Stated problem |
Sort through the entries below and pull out lines containing the word "gambar".

Data for the task |
┄┄┄┄┄┄┄┄┄┄
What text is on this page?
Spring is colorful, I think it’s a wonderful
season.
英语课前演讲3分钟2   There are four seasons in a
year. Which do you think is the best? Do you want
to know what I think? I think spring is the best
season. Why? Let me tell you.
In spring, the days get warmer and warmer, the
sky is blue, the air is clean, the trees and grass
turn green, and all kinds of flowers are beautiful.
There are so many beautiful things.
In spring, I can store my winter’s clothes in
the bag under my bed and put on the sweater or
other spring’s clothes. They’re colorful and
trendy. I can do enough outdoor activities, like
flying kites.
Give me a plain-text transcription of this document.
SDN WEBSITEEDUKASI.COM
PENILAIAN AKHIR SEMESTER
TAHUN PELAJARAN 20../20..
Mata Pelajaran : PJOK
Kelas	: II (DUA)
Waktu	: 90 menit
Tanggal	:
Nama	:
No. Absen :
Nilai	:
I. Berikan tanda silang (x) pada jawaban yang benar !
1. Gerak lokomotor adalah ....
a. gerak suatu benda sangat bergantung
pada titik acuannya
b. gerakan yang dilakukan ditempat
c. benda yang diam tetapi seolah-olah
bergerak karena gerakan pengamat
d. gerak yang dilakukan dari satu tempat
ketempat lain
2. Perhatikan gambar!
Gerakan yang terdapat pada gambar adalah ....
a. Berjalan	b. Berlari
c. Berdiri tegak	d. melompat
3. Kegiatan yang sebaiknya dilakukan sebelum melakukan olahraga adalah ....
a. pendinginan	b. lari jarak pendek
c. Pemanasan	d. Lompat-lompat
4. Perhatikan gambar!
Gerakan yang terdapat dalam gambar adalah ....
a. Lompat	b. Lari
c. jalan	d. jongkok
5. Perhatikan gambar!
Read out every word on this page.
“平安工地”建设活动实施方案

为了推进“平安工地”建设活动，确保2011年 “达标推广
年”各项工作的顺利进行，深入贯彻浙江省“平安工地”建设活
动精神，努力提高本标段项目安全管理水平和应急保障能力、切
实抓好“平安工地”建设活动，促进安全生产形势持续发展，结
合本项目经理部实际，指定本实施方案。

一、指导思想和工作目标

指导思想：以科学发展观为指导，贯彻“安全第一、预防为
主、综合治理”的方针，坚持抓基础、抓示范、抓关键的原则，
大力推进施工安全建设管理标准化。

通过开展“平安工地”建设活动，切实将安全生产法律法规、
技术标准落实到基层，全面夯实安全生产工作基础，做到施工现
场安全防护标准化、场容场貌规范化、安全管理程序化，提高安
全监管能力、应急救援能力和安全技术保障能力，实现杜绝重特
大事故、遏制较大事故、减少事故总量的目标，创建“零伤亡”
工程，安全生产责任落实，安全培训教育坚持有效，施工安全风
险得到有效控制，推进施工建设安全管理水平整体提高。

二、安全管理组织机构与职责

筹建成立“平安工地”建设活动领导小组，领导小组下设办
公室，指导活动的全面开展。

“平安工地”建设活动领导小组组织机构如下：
┄┄┄┄┄┄┄┄┄┄
Worked answer |
2. Perhatikan gambar!
Gerakan yang terdapat pada gambar adalah ....
4. Perhatikan gambar!
Gerakan yang terdapat dalam gambar adalah ....
5. Perhatikan gambar!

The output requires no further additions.